**Exercise prompt**
Copy the data below, changing every "x-tick-label" to "x-tick-text" and leaving everything else untouched.

[Records from a data source]
· · · ·
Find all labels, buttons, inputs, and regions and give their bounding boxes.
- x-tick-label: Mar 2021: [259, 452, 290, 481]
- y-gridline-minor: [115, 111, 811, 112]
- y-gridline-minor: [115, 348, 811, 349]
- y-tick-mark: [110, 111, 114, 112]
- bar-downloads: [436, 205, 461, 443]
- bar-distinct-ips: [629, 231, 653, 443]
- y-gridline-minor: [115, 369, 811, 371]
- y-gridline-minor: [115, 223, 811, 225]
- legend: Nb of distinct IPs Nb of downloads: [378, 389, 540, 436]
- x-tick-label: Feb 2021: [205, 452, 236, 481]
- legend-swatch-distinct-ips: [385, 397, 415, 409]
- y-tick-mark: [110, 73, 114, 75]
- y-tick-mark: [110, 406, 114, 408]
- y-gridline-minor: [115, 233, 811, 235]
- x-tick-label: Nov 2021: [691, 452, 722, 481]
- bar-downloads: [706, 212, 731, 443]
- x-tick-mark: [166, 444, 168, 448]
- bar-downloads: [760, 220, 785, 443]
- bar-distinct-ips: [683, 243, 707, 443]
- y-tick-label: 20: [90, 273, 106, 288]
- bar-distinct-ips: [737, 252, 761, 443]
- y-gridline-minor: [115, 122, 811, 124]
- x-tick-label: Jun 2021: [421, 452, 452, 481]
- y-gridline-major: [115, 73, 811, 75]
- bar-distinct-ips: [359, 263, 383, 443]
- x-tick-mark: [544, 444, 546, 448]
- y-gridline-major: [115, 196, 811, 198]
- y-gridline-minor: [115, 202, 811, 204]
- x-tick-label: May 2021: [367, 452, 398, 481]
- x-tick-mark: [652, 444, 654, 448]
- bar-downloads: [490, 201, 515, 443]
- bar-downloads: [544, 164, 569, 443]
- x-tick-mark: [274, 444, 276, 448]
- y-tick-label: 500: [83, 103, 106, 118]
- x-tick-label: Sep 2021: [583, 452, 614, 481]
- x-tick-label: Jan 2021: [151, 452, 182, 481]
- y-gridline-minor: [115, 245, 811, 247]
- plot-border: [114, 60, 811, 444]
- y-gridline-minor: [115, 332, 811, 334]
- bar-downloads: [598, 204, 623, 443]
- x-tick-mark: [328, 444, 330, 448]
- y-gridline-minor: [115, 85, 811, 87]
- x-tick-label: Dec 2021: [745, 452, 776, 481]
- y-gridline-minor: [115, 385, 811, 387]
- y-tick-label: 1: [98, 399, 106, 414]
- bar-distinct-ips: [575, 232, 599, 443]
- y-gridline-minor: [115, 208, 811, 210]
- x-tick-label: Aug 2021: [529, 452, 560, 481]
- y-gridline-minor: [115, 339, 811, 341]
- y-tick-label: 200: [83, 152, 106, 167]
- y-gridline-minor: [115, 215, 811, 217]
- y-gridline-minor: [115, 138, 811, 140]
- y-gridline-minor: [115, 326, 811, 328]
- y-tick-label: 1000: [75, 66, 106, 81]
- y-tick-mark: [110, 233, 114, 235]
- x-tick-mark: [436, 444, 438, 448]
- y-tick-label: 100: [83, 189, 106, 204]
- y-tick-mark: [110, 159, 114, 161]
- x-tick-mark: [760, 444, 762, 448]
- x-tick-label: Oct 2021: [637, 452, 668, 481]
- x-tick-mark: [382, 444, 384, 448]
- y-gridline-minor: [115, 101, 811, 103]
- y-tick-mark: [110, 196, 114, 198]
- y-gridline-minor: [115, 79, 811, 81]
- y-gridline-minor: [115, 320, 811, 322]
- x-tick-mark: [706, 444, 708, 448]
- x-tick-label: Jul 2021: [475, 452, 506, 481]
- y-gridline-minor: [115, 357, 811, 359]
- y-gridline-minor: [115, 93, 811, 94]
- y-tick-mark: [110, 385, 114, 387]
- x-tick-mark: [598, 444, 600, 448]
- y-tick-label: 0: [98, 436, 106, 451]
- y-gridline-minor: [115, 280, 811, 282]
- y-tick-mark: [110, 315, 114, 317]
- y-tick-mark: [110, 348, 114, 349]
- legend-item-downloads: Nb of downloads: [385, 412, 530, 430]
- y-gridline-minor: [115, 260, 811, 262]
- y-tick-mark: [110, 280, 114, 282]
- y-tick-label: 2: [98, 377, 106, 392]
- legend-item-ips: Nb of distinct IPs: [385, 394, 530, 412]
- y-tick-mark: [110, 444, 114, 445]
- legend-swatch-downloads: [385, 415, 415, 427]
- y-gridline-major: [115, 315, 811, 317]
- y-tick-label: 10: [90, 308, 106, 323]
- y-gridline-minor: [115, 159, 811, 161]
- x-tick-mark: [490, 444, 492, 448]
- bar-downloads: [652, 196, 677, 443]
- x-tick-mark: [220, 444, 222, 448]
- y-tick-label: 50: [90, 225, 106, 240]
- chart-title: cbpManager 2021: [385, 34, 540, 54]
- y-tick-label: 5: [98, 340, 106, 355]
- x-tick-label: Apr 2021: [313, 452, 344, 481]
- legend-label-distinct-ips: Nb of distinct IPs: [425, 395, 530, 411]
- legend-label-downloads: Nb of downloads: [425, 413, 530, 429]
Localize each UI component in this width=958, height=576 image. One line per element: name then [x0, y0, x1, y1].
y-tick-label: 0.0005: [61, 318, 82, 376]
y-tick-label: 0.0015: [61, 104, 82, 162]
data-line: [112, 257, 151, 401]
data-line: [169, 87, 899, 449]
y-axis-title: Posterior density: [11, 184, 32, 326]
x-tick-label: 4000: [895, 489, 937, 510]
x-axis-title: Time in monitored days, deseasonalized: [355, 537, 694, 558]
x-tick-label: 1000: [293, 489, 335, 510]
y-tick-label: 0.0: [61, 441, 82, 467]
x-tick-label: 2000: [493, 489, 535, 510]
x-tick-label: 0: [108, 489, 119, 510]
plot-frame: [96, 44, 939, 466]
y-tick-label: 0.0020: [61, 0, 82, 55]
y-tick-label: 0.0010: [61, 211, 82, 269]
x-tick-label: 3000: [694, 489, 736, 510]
· · · ·
**Solution to this problem**
Find all labels, buttons, inputs, and regions and give their bounding boxes.
- x-tick-text: Mar 2021: [259, 452, 290, 481]
- y-gridline-minor: [115, 111, 811, 112]
- y-gridline-minor: [115, 348, 811, 349]
- y-tick-mark: [110, 111, 114, 112]
- bar-downloads: [436, 205, 461, 443]
- bar-distinct-ips: [629, 231, 653, 443]
- y-gridline-minor: [115, 369, 811, 371]
- y-gridline-minor: [115, 223, 811, 225]
- legend: Nb of distinct IPs Nb of downloads: [378, 389, 540, 436]
- x-tick-text: Feb 2021: [205, 452, 236, 481]
- legend-swatch-distinct-ips: [385, 397, 415, 409]
- y-tick-mark: [110, 73, 114, 75]
- y-tick-mark: [110, 406, 114, 408]
- y-gridline-minor: [115, 233, 811, 235]
- x-tick-text: Nov 2021: [691, 452, 722, 481]
- bar-downloads: [706, 212, 731, 443]
- x-tick-mark: [166, 444, 168, 448]
- bar-downloads: [760, 220, 785, 443]
- bar-distinct-ips: [683, 243, 707, 443]
- y-tick-label: 20: [90, 273, 106, 288]
- bar-distinct-ips: [737, 252, 761, 443]
- y-gridline-minor: [115, 122, 811, 124]
- x-tick-text: Jun 2021: [421, 452, 452, 481]
- y-gridline-major: [115, 73, 811, 75]
- bar-distinct-ips: [359, 263, 383, 443]
- x-tick-mark: [544, 444, 546, 448]
- y-gridline-major: [115, 196, 811, 198]
- y-gridline-minor: [115, 202, 811, 204]
- x-tick-text: May 2021: [367, 452, 398, 481]
- x-tick-mark: [652, 444, 654, 448]
- bar-downloads: [490, 201, 515, 443]
- bar-downloads: [544, 164, 569, 443]
- x-tick-mark: [274, 444, 276, 448]
- y-tick-label: 500: [83, 103, 106, 118]
- x-tick-text: Sep 2021: [583, 452, 614, 481]
- x-tick-text: Jan 2021: [151, 452, 182, 481]
- y-gridline-minor: [115, 245, 811, 247]
- plot-border: [114, 60, 811, 444]
- y-gridline-minor: [115, 332, 811, 334]
- bar-downloads: [598, 204, 623, 443]
- x-tick-mark: [328, 444, 330, 448]
- y-gridline-minor: [115, 85, 811, 87]
- x-tick-text: Dec 2021: [745, 452, 776, 481]
- y-gridline-minor: [115, 385, 811, 387]
- y-tick-label: 1: [98, 399, 106, 414]
- bar-distinct-ips: [575, 232, 599, 443]
- y-gridline-minor: [115, 208, 811, 210]
- x-tick-text: Aug 2021: [529, 452, 560, 481]
- y-gridline-minor: [115, 339, 811, 341]
- y-tick-label: 200: [83, 152, 106, 167]
- y-gridline-minor: [115, 215, 811, 217]
- y-gridline-minor: [115, 138, 811, 140]
- y-gridline-minor: [115, 326, 811, 328]
- y-tick-label: 1000: [75, 66, 106, 81]
- y-tick-mark: [110, 233, 114, 235]
- x-tick-mark: [436, 444, 438, 448]
- y-tick-label: 100: [83, 189, 106, 204]
- y-tick-mark: [110, 159, 114, 161]
- x-tick-mark: [760, 444, 762, 448]
- x-tick-text: Oct 2021: [637, 452, 668, 481]
- x-tick-mark: [382, 444, 384, 448]
- y-gridline-minor: [115, 101, 811, 103]
- y-tick-mark: [110, 196, 114, 198]
- y-gridline-minor: [115, 79, 811, 81]
- y-gridline-minor: [115, 320, 811, 322]
- x-tick-mark: [706, 444, 708, 448]
- x-tick-text: Jul 2021: [475, 452, 506, 481]
- y-gridline-minor: [115, 357, 811, 359]
- y-gridline-minor: [115, 93, 811, 94]
- y-tick-mark: [110, 385, 114, 387]
- x-tick-mark: [598, 444, 600, 448]
- y-tick-label: 0: [98, 436, 106, 451]
- y-gridline-minor: [115, 280, 811, 282]
- y-tick-mark: [110, 315, 114, 317]
- y-tick-mark: [110, 348, 114, 349]
- legend-item-downloads: Nb of downloads: [385, 412, 530, 430]
- y-gridline-minor: [115, 260, 811, 262]
- y-tick-mark: [110, 280, 114, 282]
- y-tick-label: 2: [98, 377, 106, 392]
- legend-item-ips: Nb of distinct IPs: [385, 394, 530, 412]
- y-tick-mark: [110, 444, 114, 445]
- legend-swatch-downloads: [385, 415, 415, 427]
- y-gridline-major: [115, 315, 811, 317]
- y-tick-label: 10: [90, 308, 106, 323]
- y-gridline-minor: [115, 159, 811, 161]
- x-tick-mark: [490, 444, 492, 448]
- bar-downloads: [652, 196, 677, 443]
- x-tick-mark: [220, 444, 222, 448]
- y-tick-label: 50: [90, 225, 106, 240]
- chart-title: cbpManager 2021: [385, 34, 540, 54]
- y-tick-label: 5: [98, 340, 106, 355]
- x-tick-text: Apr 2021: [313, 452, 344, 481]
- legend-label-distinct-ips: Nb of distinct IPs: [425, 395, 530, 411]
- legend-label-downloads: Nb of downloads: [425, 413, 530, 429]
Localize each UI component in this width=958, height=576 image. One line per element: name then [x0, y0, x1, y1].
y-tick-label: 0.0005: [61, 318, 82, 376]
y-tick-label: 0.0015: [61, 104, 82, 162]
data-line: [112, 257, 151, 401]
data-line: [169, 87, 899, 449]
y-axis-title: Posterior density: [11, 184, 32, 326]
x-tick-text: 4000: [895, 489, 937, 510]
x-axis-title: Time in monitored days, deseasonalized: [355, 537, 694, 558]
x-tick-text: 1000: [293, 489, 335, 510]
y-tick-label: 0.0: [61, 441, 82, 467]
x-tick-text: 2000: [493, 489, 535, 510]
x-tick-text: 0: [108, 489, 119, 510]
plot-frame: [96, 44, 939, 466]
y-tick-label: 0.0020: [61, 0, 82, 55]
y-tick-label: 0.0010: [61, 211, 82, 269]
x-tick-text: 3000: [694, 489, 736, 510]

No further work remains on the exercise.